EXERCISE PROMPT: Every line that contains the word "Cena" should be copied out.

TASK MATERIAL:
◇ ◇ ◇ ◇ ◇

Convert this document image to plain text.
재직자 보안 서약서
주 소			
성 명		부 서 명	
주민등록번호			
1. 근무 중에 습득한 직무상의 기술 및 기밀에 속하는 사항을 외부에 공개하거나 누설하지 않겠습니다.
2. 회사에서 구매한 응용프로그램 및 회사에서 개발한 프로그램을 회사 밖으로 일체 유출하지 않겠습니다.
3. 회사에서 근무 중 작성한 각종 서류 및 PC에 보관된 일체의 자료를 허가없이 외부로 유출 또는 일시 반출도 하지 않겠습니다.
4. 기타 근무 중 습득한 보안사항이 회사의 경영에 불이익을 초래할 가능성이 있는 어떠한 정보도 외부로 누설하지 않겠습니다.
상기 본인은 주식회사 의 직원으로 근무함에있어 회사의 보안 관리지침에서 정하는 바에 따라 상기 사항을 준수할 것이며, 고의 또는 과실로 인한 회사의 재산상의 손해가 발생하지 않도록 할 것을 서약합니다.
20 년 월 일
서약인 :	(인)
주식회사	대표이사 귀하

◇ ◇ ◇ ◇ ◇

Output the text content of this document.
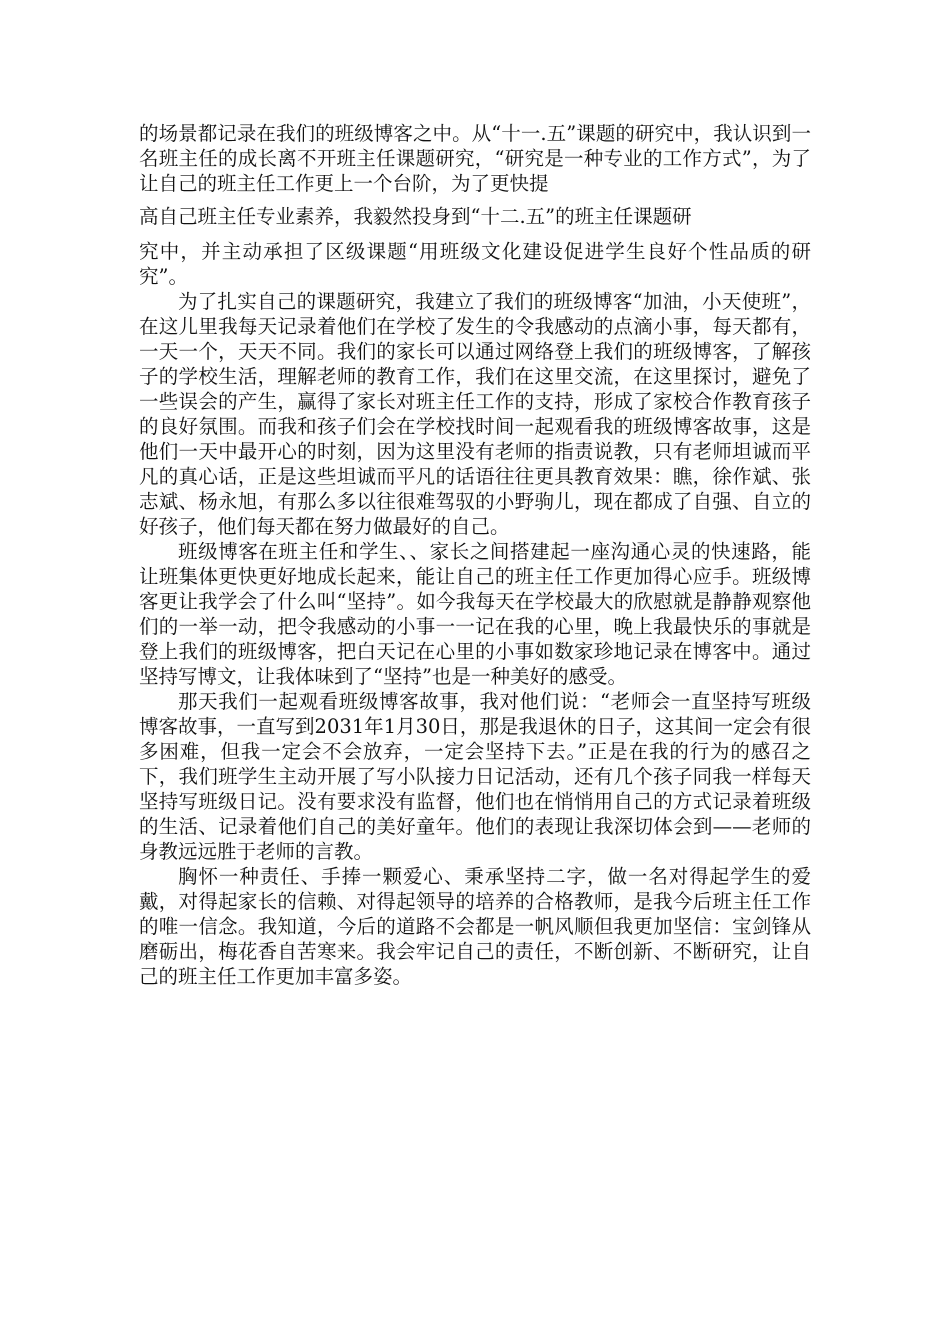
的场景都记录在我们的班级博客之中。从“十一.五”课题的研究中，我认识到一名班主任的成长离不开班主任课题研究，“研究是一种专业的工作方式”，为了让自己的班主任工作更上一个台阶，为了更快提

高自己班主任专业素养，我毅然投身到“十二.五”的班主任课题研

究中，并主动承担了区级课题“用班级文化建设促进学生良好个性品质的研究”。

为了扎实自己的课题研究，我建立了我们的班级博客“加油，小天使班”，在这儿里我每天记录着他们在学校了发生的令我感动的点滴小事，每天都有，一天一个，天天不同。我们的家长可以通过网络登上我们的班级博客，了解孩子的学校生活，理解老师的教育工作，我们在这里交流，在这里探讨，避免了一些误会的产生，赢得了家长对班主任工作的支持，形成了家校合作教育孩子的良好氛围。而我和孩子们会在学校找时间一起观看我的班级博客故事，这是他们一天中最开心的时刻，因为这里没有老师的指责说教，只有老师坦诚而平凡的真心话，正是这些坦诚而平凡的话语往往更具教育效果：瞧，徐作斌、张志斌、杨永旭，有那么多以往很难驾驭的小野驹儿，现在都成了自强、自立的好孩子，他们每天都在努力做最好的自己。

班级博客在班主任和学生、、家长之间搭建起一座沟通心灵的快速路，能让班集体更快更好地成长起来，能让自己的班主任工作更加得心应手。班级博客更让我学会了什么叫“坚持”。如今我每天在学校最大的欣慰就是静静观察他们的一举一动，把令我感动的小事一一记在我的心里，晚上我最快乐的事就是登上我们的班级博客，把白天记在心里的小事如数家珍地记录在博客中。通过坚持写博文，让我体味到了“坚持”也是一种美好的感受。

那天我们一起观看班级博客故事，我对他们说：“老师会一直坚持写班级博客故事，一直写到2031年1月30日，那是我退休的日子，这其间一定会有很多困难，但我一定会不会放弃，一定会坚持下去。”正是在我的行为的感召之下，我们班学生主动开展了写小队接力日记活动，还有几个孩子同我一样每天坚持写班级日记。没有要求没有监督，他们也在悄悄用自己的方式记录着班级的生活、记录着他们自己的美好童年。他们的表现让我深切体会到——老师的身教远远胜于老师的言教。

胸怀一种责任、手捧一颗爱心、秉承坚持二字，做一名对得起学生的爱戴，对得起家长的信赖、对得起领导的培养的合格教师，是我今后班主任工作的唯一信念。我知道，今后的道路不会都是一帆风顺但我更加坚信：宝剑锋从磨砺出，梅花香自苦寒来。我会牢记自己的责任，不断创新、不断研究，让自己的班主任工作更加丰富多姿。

◇ ◇ ◇ ◇ ◇

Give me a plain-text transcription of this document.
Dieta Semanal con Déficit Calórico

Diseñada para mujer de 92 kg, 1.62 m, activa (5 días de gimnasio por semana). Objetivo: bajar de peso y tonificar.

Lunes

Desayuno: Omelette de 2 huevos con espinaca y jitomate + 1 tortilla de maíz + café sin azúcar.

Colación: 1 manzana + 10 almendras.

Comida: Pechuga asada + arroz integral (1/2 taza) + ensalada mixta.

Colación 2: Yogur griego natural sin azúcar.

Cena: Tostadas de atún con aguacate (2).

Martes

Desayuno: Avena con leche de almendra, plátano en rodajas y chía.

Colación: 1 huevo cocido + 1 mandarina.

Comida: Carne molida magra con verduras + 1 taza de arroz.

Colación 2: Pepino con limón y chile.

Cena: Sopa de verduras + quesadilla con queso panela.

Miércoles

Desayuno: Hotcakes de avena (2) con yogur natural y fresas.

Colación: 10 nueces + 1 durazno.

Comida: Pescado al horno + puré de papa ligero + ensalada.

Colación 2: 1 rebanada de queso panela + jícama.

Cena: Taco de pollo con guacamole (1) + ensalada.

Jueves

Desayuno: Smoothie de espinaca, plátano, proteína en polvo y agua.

◇ ◇ ◇ ◇ ◇

RESPONSE TO THIS EXERCISE:
Cena: Tostadas de atún con aguacate (2).
Cena: Sopa de verduras + quesadilla con queso panela.
Cena: Taco de pollo con guacamole (1) + ensalada.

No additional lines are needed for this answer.